═════ ENTRIES SUPPLIED

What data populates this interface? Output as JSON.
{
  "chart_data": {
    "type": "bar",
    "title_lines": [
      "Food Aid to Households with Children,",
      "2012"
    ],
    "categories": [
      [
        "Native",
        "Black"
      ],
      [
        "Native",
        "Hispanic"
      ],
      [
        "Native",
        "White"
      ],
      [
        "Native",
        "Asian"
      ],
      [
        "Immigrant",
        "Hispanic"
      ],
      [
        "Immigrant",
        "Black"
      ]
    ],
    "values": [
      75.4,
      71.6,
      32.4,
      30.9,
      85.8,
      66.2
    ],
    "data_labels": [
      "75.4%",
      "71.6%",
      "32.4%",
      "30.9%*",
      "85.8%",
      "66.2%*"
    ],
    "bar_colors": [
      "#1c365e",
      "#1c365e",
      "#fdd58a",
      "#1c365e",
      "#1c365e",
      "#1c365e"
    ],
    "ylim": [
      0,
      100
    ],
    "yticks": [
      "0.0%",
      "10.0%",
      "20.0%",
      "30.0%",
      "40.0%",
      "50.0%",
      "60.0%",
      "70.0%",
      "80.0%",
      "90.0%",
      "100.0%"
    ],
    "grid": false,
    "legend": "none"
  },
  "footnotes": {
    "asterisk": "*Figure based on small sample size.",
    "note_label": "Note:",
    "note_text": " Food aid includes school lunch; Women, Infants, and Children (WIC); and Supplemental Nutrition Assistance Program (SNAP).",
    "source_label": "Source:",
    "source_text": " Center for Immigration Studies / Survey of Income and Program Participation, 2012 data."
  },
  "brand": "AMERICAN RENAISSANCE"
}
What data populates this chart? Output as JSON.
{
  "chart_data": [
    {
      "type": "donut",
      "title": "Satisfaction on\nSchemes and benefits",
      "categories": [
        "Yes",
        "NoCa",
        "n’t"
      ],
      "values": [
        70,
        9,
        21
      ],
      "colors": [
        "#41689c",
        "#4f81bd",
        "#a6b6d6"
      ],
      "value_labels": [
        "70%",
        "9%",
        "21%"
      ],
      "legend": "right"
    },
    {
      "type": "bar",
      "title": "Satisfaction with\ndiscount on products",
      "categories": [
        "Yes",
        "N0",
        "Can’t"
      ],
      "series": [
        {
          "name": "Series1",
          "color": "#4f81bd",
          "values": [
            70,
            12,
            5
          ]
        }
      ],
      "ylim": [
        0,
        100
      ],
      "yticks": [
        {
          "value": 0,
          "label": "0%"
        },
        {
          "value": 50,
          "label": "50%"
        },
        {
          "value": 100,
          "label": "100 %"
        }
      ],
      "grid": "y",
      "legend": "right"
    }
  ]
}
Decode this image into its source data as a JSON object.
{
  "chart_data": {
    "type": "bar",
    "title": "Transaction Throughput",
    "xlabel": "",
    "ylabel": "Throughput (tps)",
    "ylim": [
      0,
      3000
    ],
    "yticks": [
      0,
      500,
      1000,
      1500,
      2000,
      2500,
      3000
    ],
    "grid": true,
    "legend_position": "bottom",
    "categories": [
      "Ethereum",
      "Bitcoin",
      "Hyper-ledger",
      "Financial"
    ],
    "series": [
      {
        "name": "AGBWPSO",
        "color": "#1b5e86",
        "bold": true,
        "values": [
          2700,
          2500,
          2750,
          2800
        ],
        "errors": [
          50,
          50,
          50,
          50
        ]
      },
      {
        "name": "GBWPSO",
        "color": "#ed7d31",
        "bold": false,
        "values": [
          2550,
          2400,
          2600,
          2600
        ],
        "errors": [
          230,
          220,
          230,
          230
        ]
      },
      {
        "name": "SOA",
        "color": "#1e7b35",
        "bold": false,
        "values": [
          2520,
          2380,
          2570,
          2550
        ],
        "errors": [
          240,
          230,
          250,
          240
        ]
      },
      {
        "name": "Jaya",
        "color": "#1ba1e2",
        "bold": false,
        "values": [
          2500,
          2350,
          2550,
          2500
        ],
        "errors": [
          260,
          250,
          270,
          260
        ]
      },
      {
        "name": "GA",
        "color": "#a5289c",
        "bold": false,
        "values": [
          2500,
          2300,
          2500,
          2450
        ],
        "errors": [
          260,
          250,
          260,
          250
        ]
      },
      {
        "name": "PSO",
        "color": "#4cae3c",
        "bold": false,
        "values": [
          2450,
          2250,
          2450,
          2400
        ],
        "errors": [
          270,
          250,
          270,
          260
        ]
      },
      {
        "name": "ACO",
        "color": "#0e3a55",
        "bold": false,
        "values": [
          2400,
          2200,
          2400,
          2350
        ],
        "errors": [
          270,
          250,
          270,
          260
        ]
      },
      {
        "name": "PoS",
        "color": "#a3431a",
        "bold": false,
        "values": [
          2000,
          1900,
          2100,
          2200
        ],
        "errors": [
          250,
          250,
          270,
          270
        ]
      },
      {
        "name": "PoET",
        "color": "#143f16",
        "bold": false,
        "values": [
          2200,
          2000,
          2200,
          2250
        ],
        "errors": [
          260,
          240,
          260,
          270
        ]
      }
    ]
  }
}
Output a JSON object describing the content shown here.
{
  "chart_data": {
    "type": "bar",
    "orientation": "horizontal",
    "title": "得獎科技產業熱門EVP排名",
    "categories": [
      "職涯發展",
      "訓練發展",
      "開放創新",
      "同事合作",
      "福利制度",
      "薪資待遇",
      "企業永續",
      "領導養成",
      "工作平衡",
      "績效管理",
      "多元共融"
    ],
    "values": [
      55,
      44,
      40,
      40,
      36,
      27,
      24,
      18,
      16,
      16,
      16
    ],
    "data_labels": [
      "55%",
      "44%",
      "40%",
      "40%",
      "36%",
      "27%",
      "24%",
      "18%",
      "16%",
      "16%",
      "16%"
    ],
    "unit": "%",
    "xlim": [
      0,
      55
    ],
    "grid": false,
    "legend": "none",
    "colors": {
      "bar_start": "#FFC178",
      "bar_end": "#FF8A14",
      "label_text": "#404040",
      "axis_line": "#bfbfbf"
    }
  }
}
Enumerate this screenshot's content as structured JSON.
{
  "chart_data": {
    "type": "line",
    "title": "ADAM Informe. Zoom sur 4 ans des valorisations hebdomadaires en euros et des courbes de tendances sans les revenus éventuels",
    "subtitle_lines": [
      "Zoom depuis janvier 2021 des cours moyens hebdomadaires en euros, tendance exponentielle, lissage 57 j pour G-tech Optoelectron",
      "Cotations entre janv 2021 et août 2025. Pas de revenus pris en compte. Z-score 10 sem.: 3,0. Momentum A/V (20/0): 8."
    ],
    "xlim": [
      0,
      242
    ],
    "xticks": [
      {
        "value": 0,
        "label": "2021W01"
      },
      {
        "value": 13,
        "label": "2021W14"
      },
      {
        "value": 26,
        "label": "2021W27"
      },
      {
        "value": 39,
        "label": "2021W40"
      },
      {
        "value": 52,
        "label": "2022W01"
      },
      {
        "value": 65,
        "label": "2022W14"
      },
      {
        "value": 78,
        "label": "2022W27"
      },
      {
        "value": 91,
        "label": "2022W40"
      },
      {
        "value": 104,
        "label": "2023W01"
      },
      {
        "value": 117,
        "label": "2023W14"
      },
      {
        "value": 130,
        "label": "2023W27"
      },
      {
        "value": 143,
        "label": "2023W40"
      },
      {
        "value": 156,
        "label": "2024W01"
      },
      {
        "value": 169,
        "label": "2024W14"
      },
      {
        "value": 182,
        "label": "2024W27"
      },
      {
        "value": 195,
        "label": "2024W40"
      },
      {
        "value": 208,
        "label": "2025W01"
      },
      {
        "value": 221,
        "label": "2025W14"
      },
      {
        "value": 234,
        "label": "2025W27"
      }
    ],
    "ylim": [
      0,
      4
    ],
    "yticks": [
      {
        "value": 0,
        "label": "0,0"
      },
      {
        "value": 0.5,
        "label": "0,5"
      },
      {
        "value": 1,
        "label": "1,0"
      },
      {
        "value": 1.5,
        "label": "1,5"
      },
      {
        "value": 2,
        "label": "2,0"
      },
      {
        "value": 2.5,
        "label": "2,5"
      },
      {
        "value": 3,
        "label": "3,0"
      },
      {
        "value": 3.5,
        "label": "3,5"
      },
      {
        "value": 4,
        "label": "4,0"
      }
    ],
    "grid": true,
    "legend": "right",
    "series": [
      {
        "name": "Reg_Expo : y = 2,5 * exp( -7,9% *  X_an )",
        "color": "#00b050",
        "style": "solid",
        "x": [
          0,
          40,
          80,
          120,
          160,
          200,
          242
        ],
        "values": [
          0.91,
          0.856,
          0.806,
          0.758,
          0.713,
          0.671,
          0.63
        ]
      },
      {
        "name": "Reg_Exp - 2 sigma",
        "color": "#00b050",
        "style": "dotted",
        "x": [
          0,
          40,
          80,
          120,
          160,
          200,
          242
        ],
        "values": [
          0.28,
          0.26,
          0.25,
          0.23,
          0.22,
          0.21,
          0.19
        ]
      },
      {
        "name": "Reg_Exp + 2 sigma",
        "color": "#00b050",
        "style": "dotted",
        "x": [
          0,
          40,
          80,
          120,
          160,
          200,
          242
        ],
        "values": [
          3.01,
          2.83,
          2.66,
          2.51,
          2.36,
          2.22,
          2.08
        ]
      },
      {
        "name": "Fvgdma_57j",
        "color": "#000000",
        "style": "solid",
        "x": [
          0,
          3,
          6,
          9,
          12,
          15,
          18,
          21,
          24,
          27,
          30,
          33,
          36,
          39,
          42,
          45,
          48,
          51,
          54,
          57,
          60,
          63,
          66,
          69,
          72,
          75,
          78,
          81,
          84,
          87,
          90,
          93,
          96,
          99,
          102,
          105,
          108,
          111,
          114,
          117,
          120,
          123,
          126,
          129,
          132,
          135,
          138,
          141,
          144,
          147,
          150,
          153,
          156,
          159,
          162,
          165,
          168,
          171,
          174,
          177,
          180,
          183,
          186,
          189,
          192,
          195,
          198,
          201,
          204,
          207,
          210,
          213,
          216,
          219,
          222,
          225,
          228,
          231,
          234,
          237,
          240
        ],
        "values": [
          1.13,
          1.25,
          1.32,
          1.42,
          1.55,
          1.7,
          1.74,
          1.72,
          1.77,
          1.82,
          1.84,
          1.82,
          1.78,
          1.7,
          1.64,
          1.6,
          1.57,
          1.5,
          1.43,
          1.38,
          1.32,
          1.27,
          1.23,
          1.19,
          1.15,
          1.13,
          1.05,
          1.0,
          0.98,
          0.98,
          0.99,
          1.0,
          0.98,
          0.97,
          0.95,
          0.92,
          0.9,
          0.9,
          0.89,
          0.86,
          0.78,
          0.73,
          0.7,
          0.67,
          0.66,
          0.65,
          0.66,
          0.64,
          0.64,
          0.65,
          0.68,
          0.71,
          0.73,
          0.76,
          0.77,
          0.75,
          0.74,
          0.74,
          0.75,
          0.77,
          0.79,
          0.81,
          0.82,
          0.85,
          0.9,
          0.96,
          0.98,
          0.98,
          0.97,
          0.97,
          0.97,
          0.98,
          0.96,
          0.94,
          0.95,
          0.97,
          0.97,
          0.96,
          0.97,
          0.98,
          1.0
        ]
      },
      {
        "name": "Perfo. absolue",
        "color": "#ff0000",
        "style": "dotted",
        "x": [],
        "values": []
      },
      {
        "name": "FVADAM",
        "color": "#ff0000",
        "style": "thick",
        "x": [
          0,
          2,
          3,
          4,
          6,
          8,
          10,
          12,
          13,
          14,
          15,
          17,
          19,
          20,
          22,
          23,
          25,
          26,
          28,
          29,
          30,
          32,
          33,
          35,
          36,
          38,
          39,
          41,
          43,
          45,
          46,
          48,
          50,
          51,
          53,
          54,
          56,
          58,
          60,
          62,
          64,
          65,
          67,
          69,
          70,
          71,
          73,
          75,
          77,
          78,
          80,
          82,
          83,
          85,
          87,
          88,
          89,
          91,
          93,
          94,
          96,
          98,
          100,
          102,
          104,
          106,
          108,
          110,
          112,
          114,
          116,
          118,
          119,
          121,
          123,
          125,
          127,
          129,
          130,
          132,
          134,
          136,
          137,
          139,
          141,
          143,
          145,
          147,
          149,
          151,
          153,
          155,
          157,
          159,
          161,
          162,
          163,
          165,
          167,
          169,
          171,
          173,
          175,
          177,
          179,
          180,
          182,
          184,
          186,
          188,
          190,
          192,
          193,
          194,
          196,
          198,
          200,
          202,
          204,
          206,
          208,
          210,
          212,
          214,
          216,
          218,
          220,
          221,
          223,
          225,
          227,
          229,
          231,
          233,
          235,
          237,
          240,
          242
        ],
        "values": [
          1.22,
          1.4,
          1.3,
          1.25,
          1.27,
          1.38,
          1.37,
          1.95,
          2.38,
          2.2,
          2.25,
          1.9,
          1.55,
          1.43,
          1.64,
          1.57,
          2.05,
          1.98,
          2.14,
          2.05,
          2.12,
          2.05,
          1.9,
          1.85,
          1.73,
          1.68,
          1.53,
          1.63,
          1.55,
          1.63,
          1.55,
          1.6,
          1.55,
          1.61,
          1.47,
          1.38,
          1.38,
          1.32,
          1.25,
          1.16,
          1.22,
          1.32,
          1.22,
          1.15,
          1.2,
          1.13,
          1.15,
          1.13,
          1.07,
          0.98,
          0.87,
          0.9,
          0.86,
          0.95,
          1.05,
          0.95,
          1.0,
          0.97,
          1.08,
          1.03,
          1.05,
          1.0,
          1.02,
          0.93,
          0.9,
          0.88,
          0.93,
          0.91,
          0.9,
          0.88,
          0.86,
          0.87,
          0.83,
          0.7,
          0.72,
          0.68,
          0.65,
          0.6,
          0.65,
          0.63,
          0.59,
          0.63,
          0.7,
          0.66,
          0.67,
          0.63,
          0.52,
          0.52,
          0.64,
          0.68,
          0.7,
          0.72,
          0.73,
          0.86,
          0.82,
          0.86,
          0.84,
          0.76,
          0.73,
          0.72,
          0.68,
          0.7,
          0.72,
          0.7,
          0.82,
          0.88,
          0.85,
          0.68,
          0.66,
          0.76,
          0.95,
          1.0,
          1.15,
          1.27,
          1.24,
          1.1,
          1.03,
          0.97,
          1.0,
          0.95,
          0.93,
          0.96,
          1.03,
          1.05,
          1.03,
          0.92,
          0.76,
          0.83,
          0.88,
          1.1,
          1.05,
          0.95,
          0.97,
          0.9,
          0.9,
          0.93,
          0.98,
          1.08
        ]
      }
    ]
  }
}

══════════

## WORK REQUIRED
Reply with one number only, the count of lines above that hold the string "Satisfaction".

## FINISHED ANSWER
2